Consignes:
**1)** Dans l'extrait sur l'agriculture mafa, combien de variétés de gros mil sont plantées à Magoumaz ?
**2)** Comment traduire en anglais cette phrase de l'extrait sur l'agriculture mafa : « La faible charge des mayo au sortir des massifs mafa prouve le succès de ces pratiques. » ?
**3)** Recopiez le passage de l'extrait sur l'agriculture mafa compris entre « Mais la fumure » et « plant de mil. », ces deux bornes incluses.

Extrait choisi:
○ ○ ○ ○ ○

Extrait très agrandi de la photographie aérienne précédente non plus en orientation nord-sud mais dans l'orientation des photographies suivantes prises depuis le sol.

Dans les principaux drains l’écoulement est freiné par l’aménagement des pierriers existants et par la création d’obstacles plus ou moins rapprochés selon la pente. Sur le piémont, des pierrées fractionnent les écoulements principaux afin de limiter là aussi le ruissellement.
Les façons culturales complètent ces aménagements tout en assurant une plus grande humidification du sol. Ainsi lors des sarclages, les herbes sont accumulées au pied des plants de mil puis recouvertes d’un peu de terre. Cette microtopographie tourmentée empêche le ruissellement en nappe et favorise l’imprégnation du sol.
Pour garder l’eau sur les pentes plus faibles des piémonts, les billons des champs de souchet et de patates sont séparés par des rigoles de quelques décimètres de profondeur, elles-mêmes reliées à une rigole périphérique, et les champs de voandzou sont quadrillés de petites diguettes de terre.
Enfin dans les champs de mil, les éteules ne sont arrachées qu’en fin de saison sèche aérant ainsi le sol, lui gardant sa structure et le protégeant d’une éventuelle déflation éolienne.
La faible charge des mayo au sortir des massifs mafa prouve le succès de ces pratiques.
Nourrir une population si dense et depuis si longtemps implique que l’entretien de la fertilité du sol soit maîtrisé par l’homme, même si l’on attribue à aux érosions chimique et mécanique un pouvoir de reconstitution rapide des sols arénacés des pentes.

1982 01 25 Monts Mandara Ziver

Sur le chemin d'accès à Ziver, le versant oriental de la vallée de Magoumaz correspondant à la photographie IGN ci-dessus. (photographie Alain Beauvilain, janvier 1982, droits réservés).

   La rotation des cultures, faisant se succéder en même temps dans tous les massifs mafa gros mil/petit mil avec cultures associées, est l’aspect lre plus spectaculaire de toute une stratégie même si son rôle semble plus concerner la lutte contre les maladies du mil que le maintien du potentiel agronomique du sol. Vingt variétés de gros mil et quatre de petit mil sont plantées à Magoumaz en culture mélangée afin de diminuer les risques liés aux aléas climatiques.
En avril, à la veille de la saison pluvieuse, le ramassage systématique des tiges de mil, herbes, feuilles des arbres qui, mises en tas, sont brûlées et le nettoyage complet de l’habitation pour récupérer le maximum de déchets domestiques, visent à rendre au sol au moment le plus opportun, le plus possible de ce qui lui a été pris.
    Mais la fumure vient surtout du petit élevage existant dans la concession. La stabulation en case du ‘bœuf du Maray’, les cases-étables où rentrent chaque soir le petit bétail et éventuellement les bovins supplémentaires, et où ils sont nourris durant toute la saison des pluies, fournissent une fumure de qualité en relative abondance. Elle est systématiquement déposée en saison des pluies au pied de chaque plant de mil.
    Enfin la mise en valeur, récente, de la vallée s’accompagne de la création d’un parc d’Acacia albida de plus en plus dense.

○ ○ ○ ○ ○

Extraits de données:
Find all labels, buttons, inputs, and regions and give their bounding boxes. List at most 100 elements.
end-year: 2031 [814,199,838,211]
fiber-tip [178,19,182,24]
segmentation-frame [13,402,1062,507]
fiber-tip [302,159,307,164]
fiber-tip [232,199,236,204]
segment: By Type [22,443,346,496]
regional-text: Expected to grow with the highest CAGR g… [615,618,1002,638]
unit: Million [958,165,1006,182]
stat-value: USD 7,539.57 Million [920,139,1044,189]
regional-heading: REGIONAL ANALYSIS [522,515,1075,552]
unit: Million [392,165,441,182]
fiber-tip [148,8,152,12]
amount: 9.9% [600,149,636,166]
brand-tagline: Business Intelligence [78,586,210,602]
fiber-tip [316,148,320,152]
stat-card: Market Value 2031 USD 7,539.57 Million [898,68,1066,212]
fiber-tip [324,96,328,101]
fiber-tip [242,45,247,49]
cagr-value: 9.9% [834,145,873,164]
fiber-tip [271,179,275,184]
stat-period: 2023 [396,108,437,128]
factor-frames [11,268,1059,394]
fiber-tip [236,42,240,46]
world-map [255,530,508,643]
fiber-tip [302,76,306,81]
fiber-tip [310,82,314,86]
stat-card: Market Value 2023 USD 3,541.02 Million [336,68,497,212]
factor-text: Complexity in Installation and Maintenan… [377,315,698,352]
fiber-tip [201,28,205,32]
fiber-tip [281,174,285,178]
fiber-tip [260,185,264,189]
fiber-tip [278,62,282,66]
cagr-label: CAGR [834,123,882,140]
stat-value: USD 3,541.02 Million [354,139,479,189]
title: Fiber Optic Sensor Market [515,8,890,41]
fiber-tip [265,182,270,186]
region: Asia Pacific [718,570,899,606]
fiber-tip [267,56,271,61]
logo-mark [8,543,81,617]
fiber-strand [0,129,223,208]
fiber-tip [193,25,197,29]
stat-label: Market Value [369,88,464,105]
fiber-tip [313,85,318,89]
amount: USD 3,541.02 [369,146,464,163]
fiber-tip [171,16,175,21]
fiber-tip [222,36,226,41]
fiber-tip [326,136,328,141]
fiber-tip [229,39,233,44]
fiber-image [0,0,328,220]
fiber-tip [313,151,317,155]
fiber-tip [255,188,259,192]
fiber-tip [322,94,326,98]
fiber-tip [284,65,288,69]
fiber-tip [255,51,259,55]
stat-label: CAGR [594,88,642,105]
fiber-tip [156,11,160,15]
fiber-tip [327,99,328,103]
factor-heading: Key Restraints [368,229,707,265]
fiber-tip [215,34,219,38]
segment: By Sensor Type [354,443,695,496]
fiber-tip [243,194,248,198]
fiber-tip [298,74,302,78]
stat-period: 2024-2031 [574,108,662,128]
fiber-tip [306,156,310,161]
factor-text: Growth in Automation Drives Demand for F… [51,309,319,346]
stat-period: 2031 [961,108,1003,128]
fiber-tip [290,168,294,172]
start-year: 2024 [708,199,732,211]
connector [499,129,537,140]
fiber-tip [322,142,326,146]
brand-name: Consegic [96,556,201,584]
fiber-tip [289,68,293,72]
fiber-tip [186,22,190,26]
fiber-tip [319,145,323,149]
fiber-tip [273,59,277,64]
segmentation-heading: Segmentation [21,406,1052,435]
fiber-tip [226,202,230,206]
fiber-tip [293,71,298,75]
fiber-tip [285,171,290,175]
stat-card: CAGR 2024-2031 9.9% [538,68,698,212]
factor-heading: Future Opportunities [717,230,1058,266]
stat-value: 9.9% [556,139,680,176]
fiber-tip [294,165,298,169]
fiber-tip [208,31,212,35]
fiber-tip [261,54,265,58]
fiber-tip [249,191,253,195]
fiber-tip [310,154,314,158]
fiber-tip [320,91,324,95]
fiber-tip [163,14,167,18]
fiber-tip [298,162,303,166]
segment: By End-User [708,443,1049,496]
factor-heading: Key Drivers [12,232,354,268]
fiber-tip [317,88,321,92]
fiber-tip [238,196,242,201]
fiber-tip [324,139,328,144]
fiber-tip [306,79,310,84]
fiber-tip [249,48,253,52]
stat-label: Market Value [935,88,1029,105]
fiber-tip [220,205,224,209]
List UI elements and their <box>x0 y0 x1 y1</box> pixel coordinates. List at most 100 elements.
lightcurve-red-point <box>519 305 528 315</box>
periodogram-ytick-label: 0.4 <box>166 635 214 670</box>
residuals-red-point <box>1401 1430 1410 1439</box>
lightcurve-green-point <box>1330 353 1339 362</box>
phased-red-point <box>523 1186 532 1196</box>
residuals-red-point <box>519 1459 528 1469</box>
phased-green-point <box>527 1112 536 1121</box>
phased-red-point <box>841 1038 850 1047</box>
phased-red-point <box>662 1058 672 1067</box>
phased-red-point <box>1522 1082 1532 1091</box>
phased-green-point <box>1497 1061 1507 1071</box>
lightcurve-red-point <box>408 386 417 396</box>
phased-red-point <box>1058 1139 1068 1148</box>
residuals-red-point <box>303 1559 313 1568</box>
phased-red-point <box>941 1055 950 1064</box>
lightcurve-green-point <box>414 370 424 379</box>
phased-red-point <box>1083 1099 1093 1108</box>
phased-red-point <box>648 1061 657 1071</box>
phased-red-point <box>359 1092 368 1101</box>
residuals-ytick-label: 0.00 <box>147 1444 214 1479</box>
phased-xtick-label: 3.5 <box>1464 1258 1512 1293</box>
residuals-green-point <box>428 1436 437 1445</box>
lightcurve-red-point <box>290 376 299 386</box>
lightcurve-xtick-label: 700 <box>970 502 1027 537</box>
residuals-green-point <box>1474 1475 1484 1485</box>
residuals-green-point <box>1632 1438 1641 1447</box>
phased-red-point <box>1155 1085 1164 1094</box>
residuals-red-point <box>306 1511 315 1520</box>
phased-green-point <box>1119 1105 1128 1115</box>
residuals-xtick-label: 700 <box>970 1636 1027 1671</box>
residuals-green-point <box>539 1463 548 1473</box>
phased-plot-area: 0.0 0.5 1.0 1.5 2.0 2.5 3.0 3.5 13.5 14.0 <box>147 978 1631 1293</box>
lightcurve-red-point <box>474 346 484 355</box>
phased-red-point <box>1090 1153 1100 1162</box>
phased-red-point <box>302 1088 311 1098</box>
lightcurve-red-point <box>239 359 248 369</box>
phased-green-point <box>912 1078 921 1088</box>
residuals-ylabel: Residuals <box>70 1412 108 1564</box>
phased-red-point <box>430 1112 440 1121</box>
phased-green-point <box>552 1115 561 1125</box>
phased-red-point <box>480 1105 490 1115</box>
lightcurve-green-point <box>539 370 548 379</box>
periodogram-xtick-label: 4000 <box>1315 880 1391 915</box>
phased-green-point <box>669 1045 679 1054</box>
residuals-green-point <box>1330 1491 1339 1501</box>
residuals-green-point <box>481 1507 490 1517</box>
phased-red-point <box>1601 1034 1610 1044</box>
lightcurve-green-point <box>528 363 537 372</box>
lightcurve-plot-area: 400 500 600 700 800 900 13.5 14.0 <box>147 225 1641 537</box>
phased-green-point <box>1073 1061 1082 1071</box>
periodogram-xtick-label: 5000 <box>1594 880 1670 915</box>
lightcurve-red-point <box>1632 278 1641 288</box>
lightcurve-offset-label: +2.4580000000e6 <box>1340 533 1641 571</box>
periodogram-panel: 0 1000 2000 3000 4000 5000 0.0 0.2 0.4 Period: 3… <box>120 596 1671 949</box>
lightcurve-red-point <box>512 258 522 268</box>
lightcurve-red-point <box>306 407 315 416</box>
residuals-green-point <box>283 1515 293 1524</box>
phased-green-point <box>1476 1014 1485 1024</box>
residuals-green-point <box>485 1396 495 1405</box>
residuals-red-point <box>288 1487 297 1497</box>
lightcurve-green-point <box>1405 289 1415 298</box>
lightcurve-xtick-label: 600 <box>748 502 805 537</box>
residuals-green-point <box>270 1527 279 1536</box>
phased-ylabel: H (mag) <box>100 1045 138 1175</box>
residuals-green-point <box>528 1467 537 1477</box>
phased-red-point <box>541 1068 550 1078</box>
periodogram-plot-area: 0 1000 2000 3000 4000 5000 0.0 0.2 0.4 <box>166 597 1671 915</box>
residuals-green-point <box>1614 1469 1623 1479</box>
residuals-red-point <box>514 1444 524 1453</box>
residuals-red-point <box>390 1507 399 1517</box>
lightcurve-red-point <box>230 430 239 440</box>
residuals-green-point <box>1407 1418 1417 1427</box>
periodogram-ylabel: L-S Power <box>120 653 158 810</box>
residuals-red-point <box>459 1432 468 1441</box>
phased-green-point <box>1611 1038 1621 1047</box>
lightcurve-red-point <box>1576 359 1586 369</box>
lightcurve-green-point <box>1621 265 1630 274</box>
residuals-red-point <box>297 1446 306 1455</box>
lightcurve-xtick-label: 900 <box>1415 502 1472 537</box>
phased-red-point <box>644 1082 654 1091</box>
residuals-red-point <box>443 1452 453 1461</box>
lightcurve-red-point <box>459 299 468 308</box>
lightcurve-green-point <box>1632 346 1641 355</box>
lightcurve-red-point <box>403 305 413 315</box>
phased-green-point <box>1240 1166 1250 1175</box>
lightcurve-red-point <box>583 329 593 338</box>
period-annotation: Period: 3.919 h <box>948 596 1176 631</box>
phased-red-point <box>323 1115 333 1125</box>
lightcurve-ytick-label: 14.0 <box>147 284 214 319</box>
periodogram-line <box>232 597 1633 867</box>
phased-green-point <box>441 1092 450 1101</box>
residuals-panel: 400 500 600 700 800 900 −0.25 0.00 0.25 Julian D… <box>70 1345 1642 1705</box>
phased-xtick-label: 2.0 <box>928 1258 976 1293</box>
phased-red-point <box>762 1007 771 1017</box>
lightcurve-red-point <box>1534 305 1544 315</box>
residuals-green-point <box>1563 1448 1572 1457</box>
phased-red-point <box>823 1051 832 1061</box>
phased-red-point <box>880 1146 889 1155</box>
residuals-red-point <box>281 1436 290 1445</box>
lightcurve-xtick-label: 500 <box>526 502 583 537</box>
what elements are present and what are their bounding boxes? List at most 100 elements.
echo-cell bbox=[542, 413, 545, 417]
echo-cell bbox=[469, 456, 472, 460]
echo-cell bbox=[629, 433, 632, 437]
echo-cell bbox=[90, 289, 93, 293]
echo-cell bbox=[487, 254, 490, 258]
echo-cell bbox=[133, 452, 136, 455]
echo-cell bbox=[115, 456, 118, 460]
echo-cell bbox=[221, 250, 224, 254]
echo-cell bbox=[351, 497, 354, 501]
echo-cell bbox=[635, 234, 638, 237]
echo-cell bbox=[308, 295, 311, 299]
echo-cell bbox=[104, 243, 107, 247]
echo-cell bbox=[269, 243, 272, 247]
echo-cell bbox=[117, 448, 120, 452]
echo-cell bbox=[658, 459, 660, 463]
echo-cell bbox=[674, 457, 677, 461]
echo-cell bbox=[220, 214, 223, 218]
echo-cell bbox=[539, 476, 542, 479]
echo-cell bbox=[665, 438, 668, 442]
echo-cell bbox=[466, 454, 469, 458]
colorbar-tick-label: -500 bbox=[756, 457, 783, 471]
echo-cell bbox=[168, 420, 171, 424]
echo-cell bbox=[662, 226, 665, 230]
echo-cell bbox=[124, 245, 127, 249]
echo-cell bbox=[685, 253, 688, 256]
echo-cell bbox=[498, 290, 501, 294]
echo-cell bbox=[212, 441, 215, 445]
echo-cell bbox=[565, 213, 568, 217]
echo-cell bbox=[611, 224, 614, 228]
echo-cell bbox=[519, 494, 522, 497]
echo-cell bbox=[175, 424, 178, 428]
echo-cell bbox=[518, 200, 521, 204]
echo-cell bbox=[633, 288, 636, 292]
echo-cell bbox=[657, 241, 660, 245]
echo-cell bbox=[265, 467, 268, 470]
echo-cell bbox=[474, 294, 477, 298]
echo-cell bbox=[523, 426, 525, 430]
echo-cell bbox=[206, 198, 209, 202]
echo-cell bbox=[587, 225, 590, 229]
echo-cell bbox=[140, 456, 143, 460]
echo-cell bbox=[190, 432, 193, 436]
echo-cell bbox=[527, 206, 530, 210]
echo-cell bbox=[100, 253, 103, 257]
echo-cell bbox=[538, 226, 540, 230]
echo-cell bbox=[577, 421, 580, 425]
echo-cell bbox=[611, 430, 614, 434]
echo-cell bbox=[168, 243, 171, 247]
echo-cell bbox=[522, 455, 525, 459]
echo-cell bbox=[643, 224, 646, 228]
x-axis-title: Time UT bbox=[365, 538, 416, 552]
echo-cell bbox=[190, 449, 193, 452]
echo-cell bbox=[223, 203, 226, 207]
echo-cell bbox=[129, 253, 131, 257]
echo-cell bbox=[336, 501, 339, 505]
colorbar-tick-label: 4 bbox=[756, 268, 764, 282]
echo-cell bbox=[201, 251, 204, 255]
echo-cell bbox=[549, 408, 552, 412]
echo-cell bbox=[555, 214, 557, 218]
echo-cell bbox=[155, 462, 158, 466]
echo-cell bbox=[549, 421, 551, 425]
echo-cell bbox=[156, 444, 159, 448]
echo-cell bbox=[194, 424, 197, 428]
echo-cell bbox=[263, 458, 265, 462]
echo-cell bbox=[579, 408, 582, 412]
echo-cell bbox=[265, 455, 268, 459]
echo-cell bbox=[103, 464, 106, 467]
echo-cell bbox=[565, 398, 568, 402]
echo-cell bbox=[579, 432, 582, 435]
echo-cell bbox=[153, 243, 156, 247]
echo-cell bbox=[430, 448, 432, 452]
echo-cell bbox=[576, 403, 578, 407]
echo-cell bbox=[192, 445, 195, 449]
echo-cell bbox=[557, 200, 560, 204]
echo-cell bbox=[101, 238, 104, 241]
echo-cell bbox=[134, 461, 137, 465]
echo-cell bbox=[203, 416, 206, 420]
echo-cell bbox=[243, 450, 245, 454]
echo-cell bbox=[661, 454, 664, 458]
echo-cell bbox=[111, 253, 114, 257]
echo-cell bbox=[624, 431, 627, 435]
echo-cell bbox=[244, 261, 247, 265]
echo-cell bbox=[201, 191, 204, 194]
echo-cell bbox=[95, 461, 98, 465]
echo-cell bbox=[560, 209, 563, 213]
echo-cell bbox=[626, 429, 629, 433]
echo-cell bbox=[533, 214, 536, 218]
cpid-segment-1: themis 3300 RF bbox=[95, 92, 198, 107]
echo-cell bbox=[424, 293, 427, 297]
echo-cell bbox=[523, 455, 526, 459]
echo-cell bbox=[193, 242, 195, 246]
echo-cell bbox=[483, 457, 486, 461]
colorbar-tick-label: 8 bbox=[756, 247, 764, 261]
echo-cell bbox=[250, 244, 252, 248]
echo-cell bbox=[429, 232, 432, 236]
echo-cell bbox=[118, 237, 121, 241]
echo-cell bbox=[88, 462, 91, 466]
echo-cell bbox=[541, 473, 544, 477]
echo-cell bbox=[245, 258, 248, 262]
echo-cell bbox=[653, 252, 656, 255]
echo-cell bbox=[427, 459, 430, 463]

○ ○ ○ ○ ○

Vos réponses:
**1)** Vingt variétés.

**2)** The low load of the mayo as they leave the Mafa massifs proves the success of these practices.

**3)**
Mais la fumure vient surtout du petit élevage existant dans la concession. La stabulation en case du ‘bœuf du Maray’, les cases-étables où rentrent chaque soir le petit bétail et éventuellement les bovins supplémentaires, et où ils sont nourris durant toute la saison des pluies, fournissent une fumure de qualité en relative abondance. Elle est systématiquement déposée en saison des pluies au pied de chaque plant de mil.